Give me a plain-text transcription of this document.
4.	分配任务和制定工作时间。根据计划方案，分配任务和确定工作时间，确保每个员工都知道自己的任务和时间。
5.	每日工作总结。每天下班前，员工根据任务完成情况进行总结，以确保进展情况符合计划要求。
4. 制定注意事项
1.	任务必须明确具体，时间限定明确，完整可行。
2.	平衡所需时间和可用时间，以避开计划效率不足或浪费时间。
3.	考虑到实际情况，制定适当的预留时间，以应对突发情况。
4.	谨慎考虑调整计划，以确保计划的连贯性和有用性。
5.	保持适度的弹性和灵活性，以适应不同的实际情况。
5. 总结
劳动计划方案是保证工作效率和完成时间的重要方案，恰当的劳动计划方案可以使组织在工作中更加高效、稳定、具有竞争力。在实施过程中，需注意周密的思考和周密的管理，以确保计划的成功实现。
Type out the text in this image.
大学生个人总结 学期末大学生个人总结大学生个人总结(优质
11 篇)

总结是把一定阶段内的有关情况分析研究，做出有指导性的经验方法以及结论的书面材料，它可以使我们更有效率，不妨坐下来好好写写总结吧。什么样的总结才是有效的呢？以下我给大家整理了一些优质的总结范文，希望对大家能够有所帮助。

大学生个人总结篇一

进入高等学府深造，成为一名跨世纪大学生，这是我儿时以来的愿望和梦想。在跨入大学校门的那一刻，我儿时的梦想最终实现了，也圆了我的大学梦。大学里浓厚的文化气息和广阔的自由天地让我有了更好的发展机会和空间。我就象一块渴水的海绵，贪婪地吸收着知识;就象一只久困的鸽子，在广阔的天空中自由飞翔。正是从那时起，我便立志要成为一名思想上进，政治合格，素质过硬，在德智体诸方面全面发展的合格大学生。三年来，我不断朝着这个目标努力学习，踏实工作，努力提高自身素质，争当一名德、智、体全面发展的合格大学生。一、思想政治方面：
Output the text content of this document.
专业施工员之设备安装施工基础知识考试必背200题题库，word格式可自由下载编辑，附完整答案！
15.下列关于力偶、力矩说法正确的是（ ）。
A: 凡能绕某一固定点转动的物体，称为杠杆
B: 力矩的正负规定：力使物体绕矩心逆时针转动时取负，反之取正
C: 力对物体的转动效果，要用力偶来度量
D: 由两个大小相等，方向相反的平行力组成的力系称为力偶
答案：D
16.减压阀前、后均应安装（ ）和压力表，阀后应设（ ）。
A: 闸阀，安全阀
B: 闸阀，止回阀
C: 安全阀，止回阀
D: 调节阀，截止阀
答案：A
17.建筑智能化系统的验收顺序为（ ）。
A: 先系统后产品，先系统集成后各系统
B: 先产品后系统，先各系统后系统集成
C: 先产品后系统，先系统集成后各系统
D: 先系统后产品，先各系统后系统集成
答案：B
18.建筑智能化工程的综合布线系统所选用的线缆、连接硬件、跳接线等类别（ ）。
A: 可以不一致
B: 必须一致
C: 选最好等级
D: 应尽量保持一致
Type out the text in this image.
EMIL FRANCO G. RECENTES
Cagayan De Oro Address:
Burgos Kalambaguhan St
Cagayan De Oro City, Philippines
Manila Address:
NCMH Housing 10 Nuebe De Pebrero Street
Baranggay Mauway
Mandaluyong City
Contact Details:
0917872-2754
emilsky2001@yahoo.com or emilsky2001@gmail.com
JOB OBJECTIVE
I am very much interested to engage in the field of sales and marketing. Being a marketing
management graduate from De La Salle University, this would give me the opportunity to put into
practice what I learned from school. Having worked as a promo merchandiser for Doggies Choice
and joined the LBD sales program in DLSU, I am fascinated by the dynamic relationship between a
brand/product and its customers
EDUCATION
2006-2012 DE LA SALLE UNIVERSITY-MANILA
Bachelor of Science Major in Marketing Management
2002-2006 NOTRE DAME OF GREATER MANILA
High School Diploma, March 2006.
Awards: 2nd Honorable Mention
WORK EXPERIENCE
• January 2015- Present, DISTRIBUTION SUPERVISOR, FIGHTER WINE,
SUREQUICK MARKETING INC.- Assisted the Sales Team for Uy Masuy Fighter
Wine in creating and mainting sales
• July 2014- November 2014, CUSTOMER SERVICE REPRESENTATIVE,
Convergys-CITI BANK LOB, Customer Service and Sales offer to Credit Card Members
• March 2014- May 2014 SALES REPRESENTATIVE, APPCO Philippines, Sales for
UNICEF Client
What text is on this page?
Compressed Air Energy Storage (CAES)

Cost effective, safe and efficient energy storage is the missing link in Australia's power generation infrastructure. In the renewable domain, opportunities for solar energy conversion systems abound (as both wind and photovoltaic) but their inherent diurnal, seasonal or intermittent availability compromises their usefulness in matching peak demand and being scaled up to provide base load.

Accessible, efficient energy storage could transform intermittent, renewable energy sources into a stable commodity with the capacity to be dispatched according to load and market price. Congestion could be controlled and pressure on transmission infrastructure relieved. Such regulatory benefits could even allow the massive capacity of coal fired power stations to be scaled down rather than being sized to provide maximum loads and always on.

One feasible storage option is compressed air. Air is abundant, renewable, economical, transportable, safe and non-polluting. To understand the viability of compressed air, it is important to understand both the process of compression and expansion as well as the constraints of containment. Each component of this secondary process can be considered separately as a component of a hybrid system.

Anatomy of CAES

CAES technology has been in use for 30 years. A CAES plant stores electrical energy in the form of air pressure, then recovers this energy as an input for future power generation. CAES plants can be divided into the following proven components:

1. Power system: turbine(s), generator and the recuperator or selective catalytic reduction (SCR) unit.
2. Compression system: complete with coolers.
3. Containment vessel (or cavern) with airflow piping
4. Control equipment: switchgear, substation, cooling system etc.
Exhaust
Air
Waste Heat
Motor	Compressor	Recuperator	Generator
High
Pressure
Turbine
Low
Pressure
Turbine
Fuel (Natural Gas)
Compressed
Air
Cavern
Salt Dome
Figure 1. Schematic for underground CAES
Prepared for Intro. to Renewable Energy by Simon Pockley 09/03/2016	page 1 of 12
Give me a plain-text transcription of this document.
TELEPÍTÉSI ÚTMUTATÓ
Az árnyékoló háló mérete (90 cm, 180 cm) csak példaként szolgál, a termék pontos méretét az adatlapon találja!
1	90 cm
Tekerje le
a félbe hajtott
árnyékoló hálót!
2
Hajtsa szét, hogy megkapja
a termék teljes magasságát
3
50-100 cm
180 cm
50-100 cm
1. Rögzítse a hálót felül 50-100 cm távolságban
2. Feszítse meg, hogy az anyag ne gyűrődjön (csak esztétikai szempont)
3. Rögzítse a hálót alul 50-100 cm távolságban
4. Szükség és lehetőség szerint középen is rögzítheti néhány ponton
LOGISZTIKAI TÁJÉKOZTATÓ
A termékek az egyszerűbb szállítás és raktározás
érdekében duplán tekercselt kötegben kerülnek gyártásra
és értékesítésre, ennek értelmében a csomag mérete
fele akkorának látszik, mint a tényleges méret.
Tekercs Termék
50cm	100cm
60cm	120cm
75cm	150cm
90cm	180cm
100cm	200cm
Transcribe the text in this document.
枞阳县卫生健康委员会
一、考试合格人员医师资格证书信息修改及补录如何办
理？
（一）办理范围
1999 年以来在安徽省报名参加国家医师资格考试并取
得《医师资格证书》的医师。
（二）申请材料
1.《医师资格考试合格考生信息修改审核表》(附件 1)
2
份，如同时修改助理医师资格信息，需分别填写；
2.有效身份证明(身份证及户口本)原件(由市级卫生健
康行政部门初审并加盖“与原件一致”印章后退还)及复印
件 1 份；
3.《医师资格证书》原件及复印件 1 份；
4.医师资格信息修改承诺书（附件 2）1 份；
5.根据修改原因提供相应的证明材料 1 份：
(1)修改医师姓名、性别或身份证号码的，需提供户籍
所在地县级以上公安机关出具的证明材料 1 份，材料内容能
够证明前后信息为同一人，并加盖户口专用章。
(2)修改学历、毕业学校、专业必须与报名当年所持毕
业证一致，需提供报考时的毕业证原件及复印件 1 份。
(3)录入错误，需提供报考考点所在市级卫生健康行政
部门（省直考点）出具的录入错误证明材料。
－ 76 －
■ ■ ■ ■ ■
§ Aim of the task: Count each line where the string "High" occurs, and write only the number.

§ Solution to this task: 2